## Given request
Determine how many lines contain the string "display". Respond with that number and nothing more.

## Record excerpts
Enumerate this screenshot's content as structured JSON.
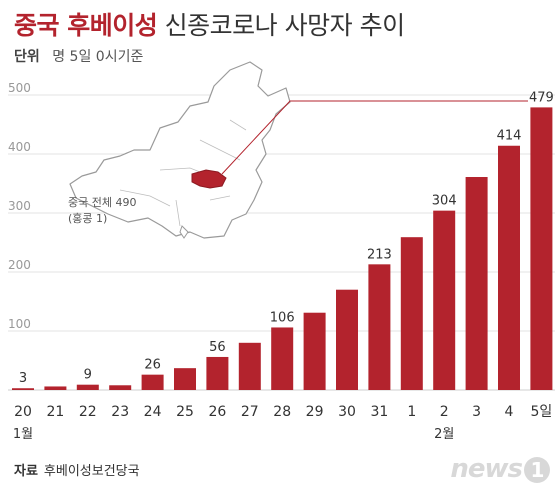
{
  "title_highlight": "중국 후베이성",
  "title_rest": "신종코로나 사망자 추이",
  "unit_label": "단위",
  "unit_text": "명  5일 0시기준",
  "map_note": {
    "line1": "중국 전체 490",
    "line2": "(홍콩 1)"
  },
  "source_label": "자료",
  "source_text": "후베이성보건당국",
  "logo_text": "news",
  "logo_badge": "1",
  "colors": {
    "bar": "#b3232d",
    "grid": "#e3e3e3",
    "map_fill": "#ffffff",
    "map_stroke": "#9a9a9a",
    "hubei": "#b3232d"
  },
  "chart_data": {
    "type": "bar",
    "categories": [
      "20",
      "21",
      "22",
      "23",
      "24",
      "25",
      "26",
      "27",
      "28",
      "29",
      "30",
      "31",
      "1",
      "2",
      "3",
      "4",
      "5일"
    ],
    "month_labels": [
      {
        "index": 0,
        "label": "1월"
      },
      {
        "index": 13,
        "label": "2월"
      }
    ],
    "values": [
      3,
      6,
      9,
      8,
      26,
      37,
      56,
      80,
      106,
      131,
      170,
      213,
      259,
      304,
      361,
      414,
      479
    ],
    "data_labels": {
      "0": "3",
      "2": "9",
      "4": "26",
      "6": "56",
      "8": "106",
      "11": "213",
      "13": "304",
      "15": "414",
      "16": "479"
    },
    "y_ticks": [
      "100",
      "200",
      "300",
      "400",
      "500"
    ],
    "ylim": [
      0,
      500
    ],
    "title": "중국 후베이성 신종코로나 사망자 추이",
    "grid": true
  }
}
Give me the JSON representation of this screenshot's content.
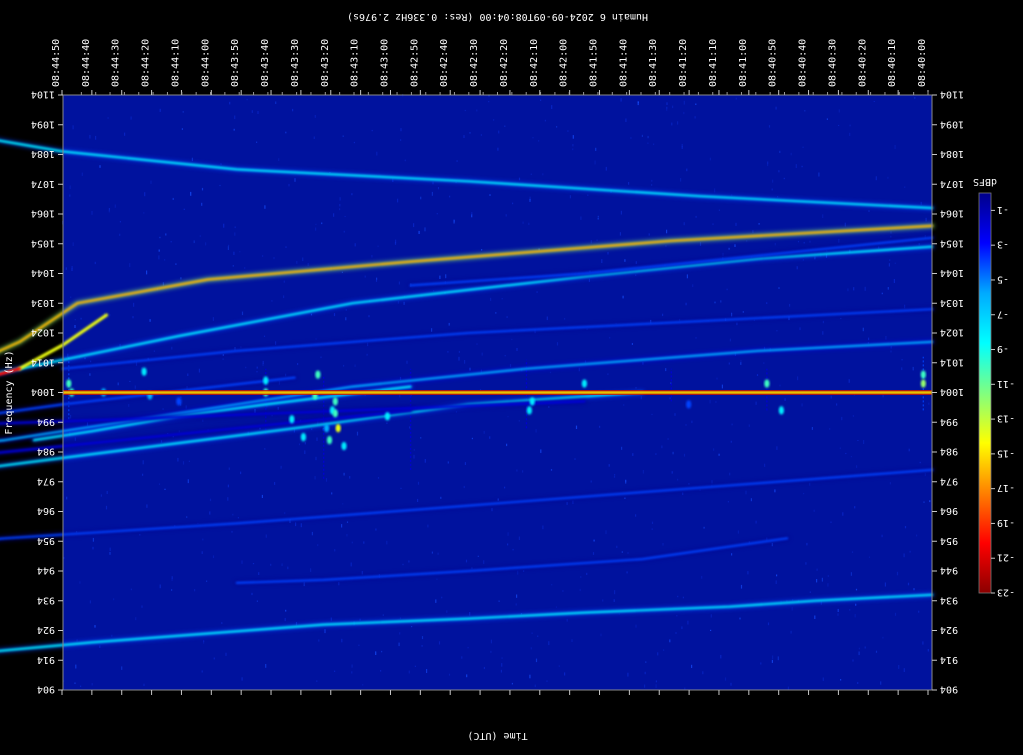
{
  "chart_data": {
    "type": "heatmap",
    "title": "Humain 6 2024-09-09T08:04:00 (Res: 0.336Hz 2.976s)",
    "xlabel": "Time (UTC)",
    "ylabel": "Frequency (Hz)",
    "x_ticks": [
      "08:40:00",
      "08:40:10",
      "08:40:20",
      "08:40:30",
      "08:40:40",
      "08:40:50",
      "08:41:00",
      "08:41:10",
      "08:41:20",
      "08:41:30",
      "08:41:40",
      "08:41:50",
      "08:42:00",
      "08:42:10",
      "08:42:20",
      "08:42:30",
      "08:42:40",
      "08:42:50",
      "08:43:00",
      "08:43:10",
      "08:43:20",
      "08:43:30",
      "08:43:40",
      "08:43:50",
      "08:44:00",
      "08:44:10",
      "08:44:20",
      "08:44:30",
      "08:44:40",
      "08:44:50"
    ],
    "y_ticks": [
      "904",
      "914",
      "924",
      "934",
      "944",
      "954",
      "964",
      "974",
      "984",
      "994",
      "1004",
      "1014",
      "1024",
      "1034",
      "1044",
      "1054",
      "1064",
      "1074",
      "1084",
      "1094",
      "1104"
    ],
    "colorbar": {
      "label": "dBFS",
      "ticks": [
        "-23",
        "-21",
        "-19",
        "-17",
        "-15",
        "-13",
        "-11",
        "-9",
        "-7",
        "-5",
        "-3",
        "-1"
      ],
      "range": [
        -23,
        0
      ],
      "colors": [
        "#00008b",
        "#0000ff",
        "#00aaff",
        "#00ffff",
        "#80ff80",
        "#ffff00",
        "#ff8000",
        "#ff0000",
        "#8b0000"
      ]
    },
    "background_color": "#00129e",
    "carrier": {
      "frequency_hz": 1004,
      "color": "#e8c200"
    },
    "traces": [
      {
        "points": [
          [
            0,
            1060
          ],
          [
            90,
            1055
          ],
          [
            180,
            1048
          ],
          [
            250,
            1042
          ],
          [
            295,
            1034
          ],
          [
            315,
            1021
          ],
          [
            340,
            1010
          ],
          [
            360,
            999
          ],
          [
            400,
            992
          ],
          [
            450,
            987
          ],
          [
            500,
            985
          ]
        ],
        "level": -7
      },
      {
        "points": [
          [
            0,
            1066
          ],
          [
            80,
            1070
          ],
          [
            160,
            1075
          ],
          [
            240,
            1079
          ],
          [
            300,
            1085
          ],
          [
            360,
            1095
          ],
          [
            420,
            1104
          ],
          [
            480,
            1113
          ],
          [
            500,
            1116
          ]
        ],
        "level": -15
      },
      {
        "points": [
          [
            0,
            1053
          ],
          [
            60,
            1049
          ],
          [
            120,
            1043
          ],
          [
            200,
            1034
          ],
          [
            260,
            1023
          ],
          [
            300,
            1015
          ],
          [
            340,
            1007
          ],
          [
            400,
            994
          ],
          [
            460,
            985
          ],
          [
            500,
            978
          ]
        ],
        "level": -15
      },
      {
        "points": [
          [
            100,
            1004
          ],
          [
            160,
            1000
          ],
          [
            220,
            992
          ],
          [
            300,
            982
          ],
          [
            380,
            972
          ],
          [
            460,
            962
          ],
          [
            500,
            955
          ]
        ],
        "level": -15
      },
      {
        "points": [
          [
            0,
            1021
          ],
          [
            60,
            1018
          ],
          [
            140,
            1012
          ],
          [
            200,
            1006
          ],
          [
            260,
            997
          ],
          [
            320,
            988
          ],
          [
            380,
            982
          ],
          [
            440,
            977
          ],
          [
            500,
            974
          ]
        ],
        "level": -17
      },
      {
        "points": [
          [
            180,
            1006
          ],
          [
            230,
            1000
          ],
          [
            260,
            996
          ],
          [
            290,
            991
          ],
          [
            310,
            988
          ]
        ],
        "level": -15
      },
      {
        "points": [
          [
            0,
            1032
          ],
          [
            80,
            1028
          ],
          [
            160,
            1024
          ],
          [
            240,
            1018
          ],
          [
            300,
            1012
          ]
        ],
        "level": -19
      },
      {
        "points": [
          [
            220,
            1009
          ],
          [
            300,
            1000
          ],
          [
            360,
            992
          ],
          [
            420,
            985
          ],
          [
            500,
            978
          ]
        ],
        "level": -19
      },
      {
        "points": [
          [
            0,
            1056
          ],
          [
            60,
            1050
          ],
          [
            120,
            1044
          ],
          [
            180,
            1040
          ]
        ],
        "level": -19
      },
      {
        "points": [
          [
            50,
            955
          ],
          [
            100,
            948
          ],
          [
            160,
            944
          ],
          [
            210,
            941
          ],
          [
            240,
            940
          ]
        ],
        "level": -19
      },
      {
        "points": [
          [
            0,
            936
          ],
          [
            40,
            934
          ],
          [
            70,
            932
          ],
          [
            120,
            930
          ],
          [
            160,
            928
          ],
          [
            210,
            926
          ],
          [
            290,
            920
          ],
          [
            380,
            912
          ],
          [
            430,
            907
          ]
        ],
        "level": -15
      },
      {
        "points": [
          [
            0,
            978
          ],
          [
            80,
            972
          ],
          [
            160,
            966
          ],
          [
            240,
            960
          ],
          [
            320,
            955
          ],
          [
            380,
            950
          ]
        ],
        "level": -19
      },
      {
        "points": [
          [
            180,
            998
          ],
          [
            240,
            992
          ],
          [
            300,
            986
          ],
          [
            360,
            980
          ],
          [
            420,
            974
          ],
          [
            500,
            967
          ],
          [
            560,
            962
          ]
        ],
        "level": -21
      },
      {
        "points": [
          [
            120,
            1001
          ],
          [
            200,
            998
          ],
          [
            280,
            995
          ],
          [
            370,
            992
          ],
          [
            460,
            989
          ]
        ],
        "level": -21
      }
    ],
    "blobs": [
      {
        "t": 212,
        "f": 1010,
        "level": -13
      },
      {
        "t": 213,
        "f": 1003,
        "level": -13
      },
      {
        "t": 206,
        "f": 1001,
        "level": -13
      },
      {
        "t": 207,
        "f": 998,
        "level": -15
      },
      {
        "t": 206,
        "f": 997,
        "level": -13
      },
      {
        "t": 221,
        "f": 995,
        "level": -15
      },
      {
        "t": 209,
        "f": 992,
        "level": -17
      },
      {
        "t": 217,
        "f": 989,
        "level": -15
      },
      {
        "t": 205,
        "f": 992,
        "level": -9
      },
      {
        "t": 208,
        "f": 988,
        "level": -13
      },
      {
        "t": 203,
        "f": 986,
        "level": -15
      },
      {
        "t": 188,
        "f": 996,
        "level": -15
      },
      {
        "t": 474,
        "f": 1011,
        "level": -15
      },
      {
        "t": 476,
        "f": 1008,
        "level": -11
      },
      {
        "t": 474,
        "f": 1002,
        "level": -15
      },
      {
        "t": 494,
        "f": 1007,
        "level": -15
      },
      {
        "t": 298,
        "f": 1007,
        "level": -13
      },
      {
        "t": 297,
        "f": 1004,
        "level": -13
      },
      {
        "t": 138,
        "f": 1001,
        "level": -15
      },
      {
        "t": 139,
        "f": 998,
        "level": -15
      },
      {
        "t": 3,
        "f": 1007,
        "level": -11
      },
      {
        "t": 3,
        "f": 1010,
        "level": -13
      },
      {
        "t": 52,
        "f": 998,
        "level": -15
      },
      {
        "t": 57,
        "f": 1007,
        "level": -13
      },
      {
        "t": 260,
        "f": 1001,
        "level": -19
      },
      {
        "t": 84,
        "f": 1000,
        "level": -19
      },
      {
        "t": 432,
        "f": 1004,
        "level": -19
      },
      {
        "t": 120,
        "f": 1007,
        "level": -15
      },
      {
        "t": 230,
        "f": 1004,
        "level": -13
      },
      {
        "t": 230,
        "f": 1008,
        "level": -15
      },
      {
        "t": 270,
        "f": 1003,
        "level": -17
      },
      {
        "t": 272,
        "f": 1011,
        "level": -15
      },
      {
        "t": 286,
        "f": 1004,
        "level": -17
      },
      {
        "t": 355,
        "f": 1006,
        "level": -19
      },
      {
        "t": 370,
        "f": 999,
        "level": -19
      }
    ],
    "streaks": [
      {
        "t": 475,
        "f_from": 995,
        "f_to": 1016,
        "level": -19
      },
      {
        "t": 298,
        "f_from": 995,
        "f_to": 1016,
        "level": -19
      },
      {
        "t": 210,
        "f_from": 975,
        "f_to": 1010,
        "level": -21
      },
      {
        "t": 180,
        "f_from": 978,
        "f_to": 1012,
        "level": -21
      },
      {
        "t": 140,
        "f_from": 992,
        "f_to": 1015,
        "level": -21
      },
      {
        "t": 380,
        "f_from": 985,
        "f_to": 1016,
        "level": -21
      },
      {
        "t": 230,
        "f_from": 990,
        "f_to": 1012,
        "level": -21
      },
      {
        "t": 3,
        "f_from": 998,
        "f_to": 1016,
        "level": -19
      },
      {
        "t": 57,
        "f_from": 998,
        "f_to": 1012,
        "level": -21
      },
      {
        "t": 90,
        "f_from": 1001,
        "f_to": 1012,
        "level": -21
      }
    ]
  }
}
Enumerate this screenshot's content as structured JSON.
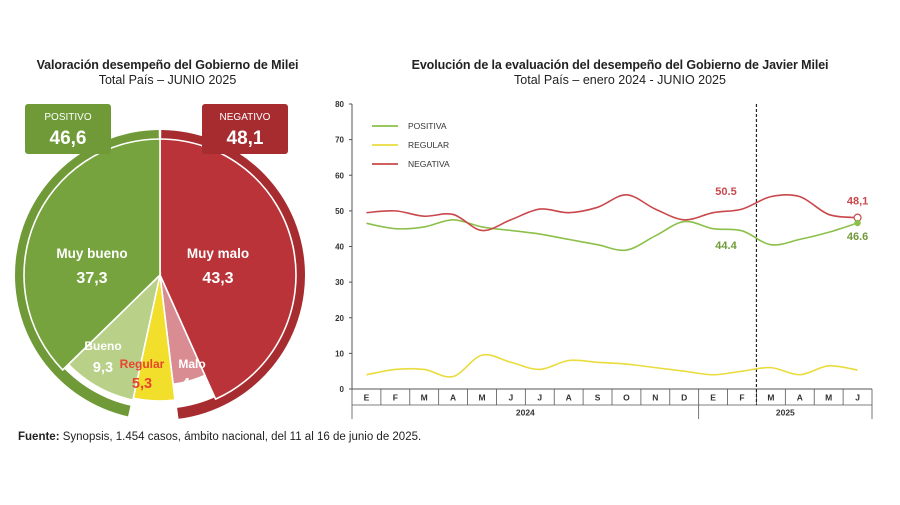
{
  "left": {
    "title": "Valoración desempeño del Gobierno de Milei",
    "subtitle": "Total País – JUNIO 2025",
    "positive_box": {
      "label": "POSITIVO",
      "value": "46,6",
      "color": "#6f9a37"
    },
    "negative_box": {
      "label": "NEGATIVO",
      "value": "48,1",
      "color": "#a72c2f"
    }
  },
  "right": {
    "title": "Evolución de la evaluación del desempeño del Gobierno de Javier Milei",
    "subtitle": "Total País – enero 2024 - JUNIO 2025"
  },
  "source": {
    "label": "Fuente:",
    "text": "Synopsis, 1.454 casos, ámbito nacional, del 11 al 16 de junio de 2025."
  },
  "chart_data": [
    {
      "type": "pie",
      "slices": [
        {
          "label": "Muy malo",
          "value": 43.3,
          "display": "43,3",
          "color": "#b93338"
        },
        {
          "label": "Malo",
          "value": 4.8,
          "display": "4,8",
          "color": "#d98d93"
        },
        {
          "label": "Regular",
          "value": 5.3,
          "display": "5,3",
          "color": "#f1df2c"
        },
        {
          "label": "Bueno",
          "value": 9.3,
          "display": "9,3",
          "color": "#b9d089"
        },
        {
          "label": "Muy bueno",
          "value": 37.3,
          "display": "37,3",
          "color": "#76a33d"
        }
      ],
      "outer_ring": [
        {
          "group": "NEGATIVO",
          "value": 48.1,
          "color": "#a72c2f"
        },
        {
          "group": "POSITIVO",
          "value": 46.6,
          "color": "#6f9a37"
        }
      ]
    },
    {
      "type": "line",
      "ylim": [
        0,
        80
      ],
      "yticks": [
        "0",
        "10",
        "20",
        "30",
        "40",
        "50",
        "60",
        "70",
        "80"
      ],
      "categories": [
        "E",
        "F",
        "M",
        "A",
        "M",
        "J",
        "J",
        "A",
        "S",
        "O",
        "N",
        "D",
        "E",
        "F",
        "M",
        "A",
        "M",
        "J"
      ],
      "year_groups": [
        {
          "label": "2024",
          "from": 0,
          "to": 11
        },
        {
          "label": "2025",
          "from": 12,
          "to": 17
        }
      ],
      "divider_after_index": 13,
      "legend": "top-left",
      "series": [
        {
          "name": "POSITIVA",
          "color": "#8cc04a",
          "values": [
            46.5,
            45,
            45.5,
            47.5,
            45.5,
            44.5,
            43.5,
            42,
            40.5,
            39,
            43,
            47,
            45,
            44.4,
            40.5,
            42,
            44,
            46.6
          ]
        },
        {
          "name": "REGULAR",
          "color": "#e9dc3c",
          "values": [
            4,
            5.5,
            5.5,
            3.5,
            9.5,
            7.5,
            5.5,
            8,
            7.5,
            7,
            6,
            5,
            4,
            5,
            6,
            4,
            6.5,
            5.3
          ]
        },
        {
          "name": "NEGATIVA",
          "color": "#c9484c",
          "values": [
            49.5,
            50,
            48.5,
            49,
            44.5,
            47.5,
            50.5,
            49.5,
            51,
            54.5,
            50.5,
            47.5,
            49.5,
            50.5,
            54,
            54,
            49,
            48.1
          ]
        }
      ],
      "annotations": [
        {
          "text": "50.5",
          "index": 13,
          "value": 50.5,
          "color": "#c9484c"
        },
        {
          "text": "44.4",
          "index": 13,
          "value": 44.4,
          "color": "#6f9a37"
        },
        {
          "text": "48,1",
          "index": 17,
          "value": 48.1,
          "color": "#c9484c"
        },
        {
          "text": "46.6",
          "index": 17,
          "value": 46.6,
          "color": "#6f9a37"
        }
      ]
    }
  ]
}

## Result for this task
5